■ What is being asked ■
The entire listing is to be repeated verbatim.

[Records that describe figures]
== == ==
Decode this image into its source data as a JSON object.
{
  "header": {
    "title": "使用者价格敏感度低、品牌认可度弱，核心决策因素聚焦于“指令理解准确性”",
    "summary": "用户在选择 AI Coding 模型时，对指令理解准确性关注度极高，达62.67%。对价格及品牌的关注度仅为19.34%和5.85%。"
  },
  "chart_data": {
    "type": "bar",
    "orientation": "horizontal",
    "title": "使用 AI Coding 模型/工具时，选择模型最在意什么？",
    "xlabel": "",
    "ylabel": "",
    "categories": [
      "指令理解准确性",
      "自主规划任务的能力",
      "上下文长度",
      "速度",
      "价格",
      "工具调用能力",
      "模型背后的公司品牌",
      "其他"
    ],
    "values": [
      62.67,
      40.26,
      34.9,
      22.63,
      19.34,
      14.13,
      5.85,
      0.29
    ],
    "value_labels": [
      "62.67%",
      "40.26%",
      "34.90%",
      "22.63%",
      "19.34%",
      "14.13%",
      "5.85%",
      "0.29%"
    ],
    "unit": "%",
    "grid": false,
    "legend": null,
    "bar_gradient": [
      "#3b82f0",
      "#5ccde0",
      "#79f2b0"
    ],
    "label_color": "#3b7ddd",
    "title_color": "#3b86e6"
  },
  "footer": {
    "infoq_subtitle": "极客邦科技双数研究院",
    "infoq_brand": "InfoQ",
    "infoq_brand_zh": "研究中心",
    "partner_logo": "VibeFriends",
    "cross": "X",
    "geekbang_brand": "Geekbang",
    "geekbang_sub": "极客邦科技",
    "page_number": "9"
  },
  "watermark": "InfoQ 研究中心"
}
== == ==
■ Task result ■
Decode this image into its source data as a JSON object.
{
  "header": {
    "title": "使用者价格敏感度低、品牌认可度弱，核心决策因素聚焦于“指令理解准确性”",
    "summary": "用户在选择 AI Coding 模型时，对指令理解准确性关注度极高，达62.67%。对价格及品牌的关注度仅为19.34%和5.85%。"
  },
  "chart_data": {
    "type": "bar",
    "orientation": "horizontal",
    "title": "使用 AI Coding 模型/工具时，选择模型最在意什么？",
    "xlabel": "",
    "ylabel": "",
    "categories": [
      "指令理解准确性",
      "自主规划任务的能力",
      "上下文长度",
      "速度",
      "价格",
      "工具调用能力",
      "模型背后的公司品牌",
      "其他"
    ],
    "values": [
      62.67,
      40.26,
      34.9,
      22.63,
      19.34,
      14.13,
      5.85,
      0.29
    ],
    "value_labels": [
      "62.67%",
      "40.26%",
      "34.90%",
      "22.63%",
      "19.34%",
      "14.13%",
      "5.85%",
      "0.29%"
    ],
    "unit": "%",
    "grid": false,
    "legend": null,
    "bar_gradient": [
      "#3b82f0",
      "#5ccde0",
      "#79f2b0"
    ],
    "label_color": "#3b7ddd",
    "title_color": "#3b86e6"
  },
  "footer": {
    "infoq_subtitle": "极客邦科技双数研究院",
    "infoq_brand": "InfoQ",
    "infoq_brand_zh": "研究中心",
    "partner_logo": "VibeFriends",
    "cross": "X",
    "geekbang_brand": "Geekbang",
    "geekbang_sub": "极客邦科技",
    "page_number": "9"
  },
  "watermark": "InfoQ 研究中心"
}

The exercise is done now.